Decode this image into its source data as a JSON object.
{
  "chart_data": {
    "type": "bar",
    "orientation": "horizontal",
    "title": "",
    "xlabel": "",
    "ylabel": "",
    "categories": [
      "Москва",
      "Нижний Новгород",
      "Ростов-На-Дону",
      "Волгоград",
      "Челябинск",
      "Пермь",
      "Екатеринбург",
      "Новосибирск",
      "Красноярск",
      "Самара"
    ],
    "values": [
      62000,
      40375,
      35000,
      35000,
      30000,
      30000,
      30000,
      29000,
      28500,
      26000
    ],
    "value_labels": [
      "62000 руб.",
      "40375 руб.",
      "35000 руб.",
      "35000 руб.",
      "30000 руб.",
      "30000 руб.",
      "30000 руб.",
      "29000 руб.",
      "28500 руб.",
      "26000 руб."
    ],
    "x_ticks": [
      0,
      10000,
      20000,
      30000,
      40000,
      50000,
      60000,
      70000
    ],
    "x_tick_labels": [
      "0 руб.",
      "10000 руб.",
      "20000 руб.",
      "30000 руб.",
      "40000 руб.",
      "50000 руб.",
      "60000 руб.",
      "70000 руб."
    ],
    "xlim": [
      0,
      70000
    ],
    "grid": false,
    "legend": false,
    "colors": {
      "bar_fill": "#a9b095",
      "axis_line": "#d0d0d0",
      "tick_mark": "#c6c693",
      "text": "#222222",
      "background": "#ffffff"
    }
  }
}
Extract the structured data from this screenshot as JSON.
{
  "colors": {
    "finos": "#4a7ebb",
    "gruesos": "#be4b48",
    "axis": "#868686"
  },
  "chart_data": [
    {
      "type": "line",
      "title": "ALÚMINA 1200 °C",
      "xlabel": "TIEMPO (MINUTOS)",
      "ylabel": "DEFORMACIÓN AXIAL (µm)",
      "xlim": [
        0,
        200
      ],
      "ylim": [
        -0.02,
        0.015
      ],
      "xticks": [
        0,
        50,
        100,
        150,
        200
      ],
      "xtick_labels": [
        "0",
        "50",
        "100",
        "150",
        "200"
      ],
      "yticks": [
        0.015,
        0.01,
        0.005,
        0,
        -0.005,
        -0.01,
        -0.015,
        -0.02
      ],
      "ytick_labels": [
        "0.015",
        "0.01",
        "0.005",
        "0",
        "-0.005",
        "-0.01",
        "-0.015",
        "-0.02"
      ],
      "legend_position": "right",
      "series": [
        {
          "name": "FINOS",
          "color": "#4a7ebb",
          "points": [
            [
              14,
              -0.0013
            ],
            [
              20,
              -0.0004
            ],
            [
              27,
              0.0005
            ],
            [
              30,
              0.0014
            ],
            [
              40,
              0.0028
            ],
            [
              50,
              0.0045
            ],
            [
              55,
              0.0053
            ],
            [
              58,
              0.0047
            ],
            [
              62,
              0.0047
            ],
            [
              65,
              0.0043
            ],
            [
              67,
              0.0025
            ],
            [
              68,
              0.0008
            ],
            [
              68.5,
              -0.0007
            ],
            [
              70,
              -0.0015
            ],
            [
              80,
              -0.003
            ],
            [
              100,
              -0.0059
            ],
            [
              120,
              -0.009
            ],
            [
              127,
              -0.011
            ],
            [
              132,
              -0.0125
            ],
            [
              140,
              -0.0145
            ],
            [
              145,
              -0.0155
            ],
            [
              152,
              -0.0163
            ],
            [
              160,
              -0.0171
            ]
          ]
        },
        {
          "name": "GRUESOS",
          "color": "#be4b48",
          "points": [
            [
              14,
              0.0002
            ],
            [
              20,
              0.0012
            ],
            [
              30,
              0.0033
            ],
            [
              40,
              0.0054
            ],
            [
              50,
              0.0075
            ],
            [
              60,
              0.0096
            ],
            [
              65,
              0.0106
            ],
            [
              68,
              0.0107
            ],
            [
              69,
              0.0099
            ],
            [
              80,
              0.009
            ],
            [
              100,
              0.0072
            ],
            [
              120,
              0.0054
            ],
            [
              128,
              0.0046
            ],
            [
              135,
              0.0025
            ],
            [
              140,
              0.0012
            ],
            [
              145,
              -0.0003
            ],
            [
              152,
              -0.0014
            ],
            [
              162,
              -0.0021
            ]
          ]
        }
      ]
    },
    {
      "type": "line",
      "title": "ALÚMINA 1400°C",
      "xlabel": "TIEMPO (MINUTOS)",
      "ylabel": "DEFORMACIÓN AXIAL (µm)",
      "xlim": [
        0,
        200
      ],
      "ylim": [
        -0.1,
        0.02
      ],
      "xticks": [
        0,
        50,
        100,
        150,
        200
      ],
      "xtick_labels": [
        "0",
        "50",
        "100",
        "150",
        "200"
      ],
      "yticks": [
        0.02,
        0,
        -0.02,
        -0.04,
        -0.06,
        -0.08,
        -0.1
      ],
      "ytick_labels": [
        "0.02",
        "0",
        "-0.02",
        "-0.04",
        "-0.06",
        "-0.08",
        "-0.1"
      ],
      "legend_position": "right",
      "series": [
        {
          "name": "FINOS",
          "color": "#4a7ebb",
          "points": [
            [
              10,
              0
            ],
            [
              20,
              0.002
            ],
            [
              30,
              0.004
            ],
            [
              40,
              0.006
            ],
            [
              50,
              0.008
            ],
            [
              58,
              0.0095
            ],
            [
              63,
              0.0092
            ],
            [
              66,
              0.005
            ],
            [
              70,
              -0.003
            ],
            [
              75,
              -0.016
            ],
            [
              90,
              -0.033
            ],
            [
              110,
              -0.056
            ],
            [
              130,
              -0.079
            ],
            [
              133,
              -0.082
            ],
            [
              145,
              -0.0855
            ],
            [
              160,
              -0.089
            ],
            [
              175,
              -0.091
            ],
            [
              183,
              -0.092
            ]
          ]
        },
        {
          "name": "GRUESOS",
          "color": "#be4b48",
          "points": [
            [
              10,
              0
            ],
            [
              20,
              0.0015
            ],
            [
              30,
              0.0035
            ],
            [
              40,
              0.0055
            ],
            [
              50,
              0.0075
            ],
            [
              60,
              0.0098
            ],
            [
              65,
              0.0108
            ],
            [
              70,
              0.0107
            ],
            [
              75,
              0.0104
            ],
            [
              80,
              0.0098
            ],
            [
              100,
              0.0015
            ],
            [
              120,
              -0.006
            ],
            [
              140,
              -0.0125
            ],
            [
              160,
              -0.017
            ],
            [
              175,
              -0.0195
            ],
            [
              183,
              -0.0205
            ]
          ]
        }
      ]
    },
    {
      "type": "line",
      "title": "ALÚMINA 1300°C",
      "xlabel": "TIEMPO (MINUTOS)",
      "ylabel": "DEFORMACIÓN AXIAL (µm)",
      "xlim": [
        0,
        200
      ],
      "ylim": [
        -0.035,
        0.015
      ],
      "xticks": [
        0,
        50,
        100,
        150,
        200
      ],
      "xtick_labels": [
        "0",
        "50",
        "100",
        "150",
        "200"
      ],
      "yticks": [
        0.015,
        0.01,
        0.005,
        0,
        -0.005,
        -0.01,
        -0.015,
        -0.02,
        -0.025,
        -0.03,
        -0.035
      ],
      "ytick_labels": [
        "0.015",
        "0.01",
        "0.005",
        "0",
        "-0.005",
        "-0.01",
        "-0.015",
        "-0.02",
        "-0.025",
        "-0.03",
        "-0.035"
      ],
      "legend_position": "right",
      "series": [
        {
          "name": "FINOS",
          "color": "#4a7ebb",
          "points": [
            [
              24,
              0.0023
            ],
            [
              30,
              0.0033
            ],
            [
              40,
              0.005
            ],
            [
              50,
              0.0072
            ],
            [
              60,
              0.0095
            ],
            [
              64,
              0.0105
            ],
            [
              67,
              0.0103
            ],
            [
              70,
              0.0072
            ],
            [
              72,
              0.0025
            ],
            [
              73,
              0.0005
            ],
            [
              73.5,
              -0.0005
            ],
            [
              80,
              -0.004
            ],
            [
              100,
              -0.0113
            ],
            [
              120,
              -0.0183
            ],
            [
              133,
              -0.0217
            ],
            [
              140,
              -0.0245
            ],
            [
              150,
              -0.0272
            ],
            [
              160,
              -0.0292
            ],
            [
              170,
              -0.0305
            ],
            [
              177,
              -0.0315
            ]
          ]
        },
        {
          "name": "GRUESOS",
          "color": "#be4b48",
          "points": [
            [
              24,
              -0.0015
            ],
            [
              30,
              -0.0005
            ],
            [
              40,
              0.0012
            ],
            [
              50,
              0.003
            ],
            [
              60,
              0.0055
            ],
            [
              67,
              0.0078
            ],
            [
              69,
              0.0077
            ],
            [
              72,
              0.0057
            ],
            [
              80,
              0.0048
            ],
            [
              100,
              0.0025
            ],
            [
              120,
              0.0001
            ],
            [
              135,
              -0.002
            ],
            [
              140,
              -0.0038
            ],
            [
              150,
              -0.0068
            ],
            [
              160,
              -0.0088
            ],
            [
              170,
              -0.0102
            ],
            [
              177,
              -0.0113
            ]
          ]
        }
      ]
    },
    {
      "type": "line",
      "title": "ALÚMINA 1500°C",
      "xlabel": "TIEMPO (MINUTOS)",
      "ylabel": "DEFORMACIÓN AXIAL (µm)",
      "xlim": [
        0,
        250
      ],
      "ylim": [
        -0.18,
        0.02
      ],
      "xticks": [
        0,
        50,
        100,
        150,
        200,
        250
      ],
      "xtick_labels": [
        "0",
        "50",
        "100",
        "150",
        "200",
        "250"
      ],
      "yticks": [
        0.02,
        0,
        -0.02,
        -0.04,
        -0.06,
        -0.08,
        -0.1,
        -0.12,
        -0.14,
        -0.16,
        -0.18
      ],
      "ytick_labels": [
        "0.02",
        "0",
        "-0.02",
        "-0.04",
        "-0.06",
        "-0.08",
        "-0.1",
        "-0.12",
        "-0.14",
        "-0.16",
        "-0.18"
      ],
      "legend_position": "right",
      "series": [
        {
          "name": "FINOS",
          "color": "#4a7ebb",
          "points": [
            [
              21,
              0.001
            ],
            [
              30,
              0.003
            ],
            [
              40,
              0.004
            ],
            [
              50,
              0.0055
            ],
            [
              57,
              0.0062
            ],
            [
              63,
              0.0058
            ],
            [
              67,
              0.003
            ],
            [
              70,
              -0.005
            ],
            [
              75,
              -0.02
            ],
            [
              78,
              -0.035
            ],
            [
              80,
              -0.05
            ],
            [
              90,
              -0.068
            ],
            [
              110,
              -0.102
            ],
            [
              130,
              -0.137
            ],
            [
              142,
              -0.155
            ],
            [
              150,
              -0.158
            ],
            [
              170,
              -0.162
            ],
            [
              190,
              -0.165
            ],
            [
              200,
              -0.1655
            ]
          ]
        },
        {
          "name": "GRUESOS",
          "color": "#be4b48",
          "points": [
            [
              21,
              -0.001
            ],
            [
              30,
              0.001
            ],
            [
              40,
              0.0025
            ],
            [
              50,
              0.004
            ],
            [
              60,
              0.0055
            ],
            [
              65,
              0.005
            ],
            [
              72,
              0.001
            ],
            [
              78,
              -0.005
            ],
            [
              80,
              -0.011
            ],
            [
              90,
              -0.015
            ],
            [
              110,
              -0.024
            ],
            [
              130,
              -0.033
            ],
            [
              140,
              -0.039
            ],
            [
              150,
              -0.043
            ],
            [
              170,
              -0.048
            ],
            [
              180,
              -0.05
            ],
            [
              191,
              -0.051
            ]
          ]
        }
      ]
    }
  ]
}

▶ Goal:
Look through the data above. Find each line with the string "JSON" and copy it.

▶ Complete output:
Decode this image into its source data as a JSON object.
Extract the structured data from this screenshot as JSON.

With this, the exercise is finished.